Complex Crime; Direct Assault with murder
(2000)

Because of the approaching town fiesta in San


Miguel, Bulacan, a dance was held in Barangay
Camias. A, the Barangay Captain, was invited to
deliver a speech to start the dance. While A was
delivering his speech. B, one of the guests, went to
the middle of the dance floor making obscene dance
movements, brandishing a knife and challenging
everyone present to a fight. A approached B and
admonished him to keep quiet and not to disturb the
dance and peace of the occasion. B, instead of
heeding the advice of A, stabbed the latter at his
back twice when A turned his back to proceed to the
microphone to continue his speech. A fell to the
ground and died. At the time of the incident A was
not armed. What crime was committed? Explain.
(2%)
SUGGESTED ANSWER: The complex crime of direct
assault with murder was committed. A, as a
Barangay Captain, is a person in authority and was
acting in an official capacity when he tried to
maintain peace and order during the public dance in
the Barangay, by admonishing B to keep quiet and
not to disturb the dance and peace of the occasion.
When B, instead of heeding A's advice, attacked the
latter, B acted in contempt and lawless defiance of
authority constituting the crime of direct assault,
which characterized the stabbing of A. And since A
was stabbed at the back when he was not in a
position to defend himself nor retaliate, there was
treachery in the stabbing. Hence, the death caused
by such stabbing was murder and having been
committed with direct assault, a complex crime of
direct assault with murder was committed by B.
Art 148; Direct Assault with murder (1995)

*QUESTIONS*:
1. Repeat the stretch of the direct assault answer from "When B, instead" through "committed by B.", swapping "treachery" for "alevosia".
2. Write the next part of the text on direct assault with murder, picking up after its final line.
The lines that come next have no connection to the text about direct assault with murder.

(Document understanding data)
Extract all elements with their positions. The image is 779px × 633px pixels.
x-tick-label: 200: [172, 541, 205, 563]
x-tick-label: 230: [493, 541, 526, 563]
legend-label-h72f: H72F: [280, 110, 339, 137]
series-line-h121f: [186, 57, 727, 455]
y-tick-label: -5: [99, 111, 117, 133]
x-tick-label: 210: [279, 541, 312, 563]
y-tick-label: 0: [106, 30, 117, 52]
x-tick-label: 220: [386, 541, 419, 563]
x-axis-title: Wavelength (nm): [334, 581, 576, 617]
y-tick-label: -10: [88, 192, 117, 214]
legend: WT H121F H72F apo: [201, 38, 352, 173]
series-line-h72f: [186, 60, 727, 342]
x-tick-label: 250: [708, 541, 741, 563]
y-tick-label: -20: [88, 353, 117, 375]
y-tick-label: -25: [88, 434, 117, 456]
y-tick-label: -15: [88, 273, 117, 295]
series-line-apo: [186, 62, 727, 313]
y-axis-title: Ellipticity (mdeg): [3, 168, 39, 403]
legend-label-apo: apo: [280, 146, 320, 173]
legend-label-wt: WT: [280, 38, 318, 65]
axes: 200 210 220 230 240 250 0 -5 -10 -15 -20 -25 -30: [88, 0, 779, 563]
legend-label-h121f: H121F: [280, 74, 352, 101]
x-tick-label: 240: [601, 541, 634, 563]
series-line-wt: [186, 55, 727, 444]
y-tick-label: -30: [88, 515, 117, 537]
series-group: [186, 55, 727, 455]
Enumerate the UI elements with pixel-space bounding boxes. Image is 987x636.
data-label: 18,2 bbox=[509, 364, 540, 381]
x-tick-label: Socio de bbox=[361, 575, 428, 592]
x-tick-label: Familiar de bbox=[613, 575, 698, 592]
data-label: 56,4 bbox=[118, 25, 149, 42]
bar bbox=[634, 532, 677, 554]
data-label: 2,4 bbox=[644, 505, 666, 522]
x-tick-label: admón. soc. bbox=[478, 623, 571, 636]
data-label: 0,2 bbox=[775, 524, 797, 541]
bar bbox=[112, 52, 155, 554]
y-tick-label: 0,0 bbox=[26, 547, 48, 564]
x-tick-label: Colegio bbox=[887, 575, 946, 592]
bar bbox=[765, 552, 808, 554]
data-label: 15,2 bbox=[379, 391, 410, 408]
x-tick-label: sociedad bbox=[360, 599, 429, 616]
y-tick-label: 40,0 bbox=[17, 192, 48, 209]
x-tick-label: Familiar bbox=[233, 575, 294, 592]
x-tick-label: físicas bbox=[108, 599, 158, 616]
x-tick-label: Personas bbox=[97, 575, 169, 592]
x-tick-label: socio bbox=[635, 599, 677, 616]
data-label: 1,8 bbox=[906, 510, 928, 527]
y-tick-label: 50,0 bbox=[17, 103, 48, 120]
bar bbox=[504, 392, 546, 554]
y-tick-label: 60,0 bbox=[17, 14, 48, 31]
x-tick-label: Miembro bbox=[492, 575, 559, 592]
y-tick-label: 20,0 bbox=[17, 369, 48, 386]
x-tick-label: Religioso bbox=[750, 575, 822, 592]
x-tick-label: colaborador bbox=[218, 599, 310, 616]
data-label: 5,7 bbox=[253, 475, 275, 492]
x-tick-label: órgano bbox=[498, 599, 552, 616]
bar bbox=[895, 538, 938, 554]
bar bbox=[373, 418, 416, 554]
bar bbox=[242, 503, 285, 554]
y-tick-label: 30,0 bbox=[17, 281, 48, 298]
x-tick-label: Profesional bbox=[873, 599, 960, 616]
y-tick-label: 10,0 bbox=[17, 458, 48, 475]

*RESULTS OF THE EXERCISE*:
1.
When B, instead of heeding A's advice, attacked the
latter, B acted in contempt and lawless defiance of
authority constituting the crime of direct assault,
which characterized the stabbing of A. And since A
was stabbed at the back when he was not in a
position to defend himself nor retaliate, there was
alevosia in the stabbing. Hence, the death caused
by such stabbing was murder and having been
committed with direct assault, a complex crime of
direct assault with murder was committed by B.

2.
Pascual operated a rice thresher in Barangay Napnud
where he resided. Renato, a resident of the
neighboring Barangay Guihaman, also operated a
mobile rice thresher which he often brought to
Barangay Napnud to thresh the palay of the farmers
there. This was bitterly resented by Pascual, one
afternoon Pascual, and his two sons confronted
Renato and his men who were operating their mobile
rice thresher along a feeder road in Napnud. A
heated argument ensued. A barangay captain who
was fetched by one of Pascual's men tried to appease
Pascual and Renato to prevent a violent
confrontation. However, Pascual resented the
intervention of the barangay captain and hacked him
to death. What crime was committed by Pascual?
Discuss fully.
SUGGESTED ANSWER:
Pascual committed the complex crime of homicide
with assault upon a person in authority (Arts. 148
and 249 in relation to Art, 48, RPC). A barangay
chairman, is in law (Art. 152), a person in authority
and if he is attacked while in the performance of his
official duties or on the occasion thereof the felony of
direct assault is committed. Art. 48, RPC, on the
other hand, provides that if a single act produces two
or more grave or less grave felonies, a complex
crime is committed. Here, the single act of the
offender in hacking the victim to death resulted in
two felonies, homicide which is grave and direct
assault which is less grave.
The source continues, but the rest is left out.